-- Problem statement --
Count the lines containing "difference" in the entries underneath, and state that count without anything else.

----- The data

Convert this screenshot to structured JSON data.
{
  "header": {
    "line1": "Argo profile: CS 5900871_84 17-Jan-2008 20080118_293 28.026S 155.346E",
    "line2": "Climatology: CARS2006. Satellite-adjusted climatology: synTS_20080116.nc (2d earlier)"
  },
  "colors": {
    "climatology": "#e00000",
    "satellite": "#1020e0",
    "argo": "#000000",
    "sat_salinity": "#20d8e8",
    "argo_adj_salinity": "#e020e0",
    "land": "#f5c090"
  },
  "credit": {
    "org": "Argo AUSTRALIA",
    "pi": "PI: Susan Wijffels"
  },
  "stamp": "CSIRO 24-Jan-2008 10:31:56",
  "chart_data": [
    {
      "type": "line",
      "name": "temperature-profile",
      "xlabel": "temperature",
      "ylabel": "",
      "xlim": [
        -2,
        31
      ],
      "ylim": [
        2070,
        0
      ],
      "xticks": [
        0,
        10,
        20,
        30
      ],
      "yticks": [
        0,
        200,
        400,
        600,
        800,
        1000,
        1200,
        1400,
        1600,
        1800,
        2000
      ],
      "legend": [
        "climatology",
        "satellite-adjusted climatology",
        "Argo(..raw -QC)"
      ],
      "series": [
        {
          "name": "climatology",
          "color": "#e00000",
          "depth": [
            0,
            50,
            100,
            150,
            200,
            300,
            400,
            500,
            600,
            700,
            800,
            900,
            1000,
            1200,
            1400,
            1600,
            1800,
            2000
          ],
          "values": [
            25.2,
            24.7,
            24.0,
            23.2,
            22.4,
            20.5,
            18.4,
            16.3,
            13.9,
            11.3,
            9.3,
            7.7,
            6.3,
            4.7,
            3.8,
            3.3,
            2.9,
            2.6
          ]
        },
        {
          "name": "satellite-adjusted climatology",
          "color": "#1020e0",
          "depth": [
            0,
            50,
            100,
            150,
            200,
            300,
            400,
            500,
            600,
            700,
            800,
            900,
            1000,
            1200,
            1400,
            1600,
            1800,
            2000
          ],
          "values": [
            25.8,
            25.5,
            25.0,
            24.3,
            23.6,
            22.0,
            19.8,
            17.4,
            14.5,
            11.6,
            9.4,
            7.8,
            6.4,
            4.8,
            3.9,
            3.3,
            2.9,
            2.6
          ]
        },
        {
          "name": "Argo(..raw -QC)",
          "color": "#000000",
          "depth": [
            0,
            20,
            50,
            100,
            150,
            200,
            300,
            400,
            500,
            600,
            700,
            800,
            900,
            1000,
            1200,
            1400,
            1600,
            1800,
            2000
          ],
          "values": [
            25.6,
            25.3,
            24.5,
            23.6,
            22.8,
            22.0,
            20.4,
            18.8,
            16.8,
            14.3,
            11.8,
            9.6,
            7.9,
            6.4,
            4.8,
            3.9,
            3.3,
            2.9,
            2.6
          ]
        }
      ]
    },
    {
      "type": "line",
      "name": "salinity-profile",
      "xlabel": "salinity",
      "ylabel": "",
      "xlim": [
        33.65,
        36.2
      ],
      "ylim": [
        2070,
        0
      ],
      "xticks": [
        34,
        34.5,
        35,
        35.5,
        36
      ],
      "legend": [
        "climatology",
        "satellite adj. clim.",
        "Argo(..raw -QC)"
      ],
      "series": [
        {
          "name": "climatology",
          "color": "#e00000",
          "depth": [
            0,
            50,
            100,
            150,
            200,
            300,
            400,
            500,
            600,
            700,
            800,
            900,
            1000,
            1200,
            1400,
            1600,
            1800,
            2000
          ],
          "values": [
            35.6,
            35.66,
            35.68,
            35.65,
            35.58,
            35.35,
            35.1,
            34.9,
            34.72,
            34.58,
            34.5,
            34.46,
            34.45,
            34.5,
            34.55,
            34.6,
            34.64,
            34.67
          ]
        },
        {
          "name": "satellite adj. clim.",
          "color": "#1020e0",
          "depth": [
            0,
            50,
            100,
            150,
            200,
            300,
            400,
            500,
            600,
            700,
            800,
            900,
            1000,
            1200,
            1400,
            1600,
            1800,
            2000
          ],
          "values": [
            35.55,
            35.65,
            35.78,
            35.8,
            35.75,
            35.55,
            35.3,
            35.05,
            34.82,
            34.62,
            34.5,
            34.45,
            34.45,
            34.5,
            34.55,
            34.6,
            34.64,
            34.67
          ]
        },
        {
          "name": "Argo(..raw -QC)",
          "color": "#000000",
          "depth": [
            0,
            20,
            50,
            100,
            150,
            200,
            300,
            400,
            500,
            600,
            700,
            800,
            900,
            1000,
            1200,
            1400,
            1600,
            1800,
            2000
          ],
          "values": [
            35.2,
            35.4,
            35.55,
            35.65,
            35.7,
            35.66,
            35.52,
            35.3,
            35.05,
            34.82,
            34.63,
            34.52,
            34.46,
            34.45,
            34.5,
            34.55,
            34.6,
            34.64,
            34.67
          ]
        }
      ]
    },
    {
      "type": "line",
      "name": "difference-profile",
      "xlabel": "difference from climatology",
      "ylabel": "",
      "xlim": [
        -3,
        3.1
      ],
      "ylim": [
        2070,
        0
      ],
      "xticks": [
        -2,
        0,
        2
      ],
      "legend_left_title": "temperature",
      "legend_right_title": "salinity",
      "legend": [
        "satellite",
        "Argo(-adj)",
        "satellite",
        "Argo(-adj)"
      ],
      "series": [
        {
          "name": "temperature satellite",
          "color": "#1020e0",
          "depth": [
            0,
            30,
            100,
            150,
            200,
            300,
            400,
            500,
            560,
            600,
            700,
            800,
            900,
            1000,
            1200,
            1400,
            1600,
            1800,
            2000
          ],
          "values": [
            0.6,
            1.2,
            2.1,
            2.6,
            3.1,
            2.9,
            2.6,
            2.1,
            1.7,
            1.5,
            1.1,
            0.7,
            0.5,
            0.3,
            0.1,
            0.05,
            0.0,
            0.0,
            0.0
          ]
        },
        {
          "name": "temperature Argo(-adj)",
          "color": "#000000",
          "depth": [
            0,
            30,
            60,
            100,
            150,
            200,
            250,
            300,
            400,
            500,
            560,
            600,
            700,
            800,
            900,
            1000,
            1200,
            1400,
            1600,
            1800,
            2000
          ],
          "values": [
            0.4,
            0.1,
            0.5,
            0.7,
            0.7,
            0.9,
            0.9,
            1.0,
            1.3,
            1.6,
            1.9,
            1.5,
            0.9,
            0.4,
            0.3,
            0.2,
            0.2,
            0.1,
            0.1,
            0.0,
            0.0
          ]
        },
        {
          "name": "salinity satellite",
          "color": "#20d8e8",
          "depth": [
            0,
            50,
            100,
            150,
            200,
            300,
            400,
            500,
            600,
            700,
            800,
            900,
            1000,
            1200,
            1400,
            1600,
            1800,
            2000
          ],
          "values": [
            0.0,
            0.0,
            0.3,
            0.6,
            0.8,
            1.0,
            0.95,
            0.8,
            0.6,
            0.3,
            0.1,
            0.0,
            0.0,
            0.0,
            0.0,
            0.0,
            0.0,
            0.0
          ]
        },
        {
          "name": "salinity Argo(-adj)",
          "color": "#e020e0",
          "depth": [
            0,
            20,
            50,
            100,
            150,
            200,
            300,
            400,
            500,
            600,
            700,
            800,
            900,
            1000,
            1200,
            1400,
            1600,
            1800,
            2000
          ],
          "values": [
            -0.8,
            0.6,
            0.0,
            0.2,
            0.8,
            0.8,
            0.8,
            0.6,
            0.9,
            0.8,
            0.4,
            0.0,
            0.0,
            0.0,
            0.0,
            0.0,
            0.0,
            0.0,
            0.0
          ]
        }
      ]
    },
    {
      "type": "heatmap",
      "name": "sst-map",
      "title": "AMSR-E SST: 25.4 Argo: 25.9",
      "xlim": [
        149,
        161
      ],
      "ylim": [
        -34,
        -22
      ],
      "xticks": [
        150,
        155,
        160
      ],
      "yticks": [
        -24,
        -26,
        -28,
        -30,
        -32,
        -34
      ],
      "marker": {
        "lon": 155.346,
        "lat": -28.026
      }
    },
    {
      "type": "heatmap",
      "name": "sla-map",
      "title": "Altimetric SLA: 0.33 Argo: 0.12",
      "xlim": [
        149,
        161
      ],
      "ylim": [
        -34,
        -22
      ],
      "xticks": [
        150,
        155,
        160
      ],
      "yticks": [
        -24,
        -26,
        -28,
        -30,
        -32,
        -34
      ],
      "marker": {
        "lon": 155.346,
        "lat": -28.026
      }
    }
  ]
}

----------

-- Problem solution --
2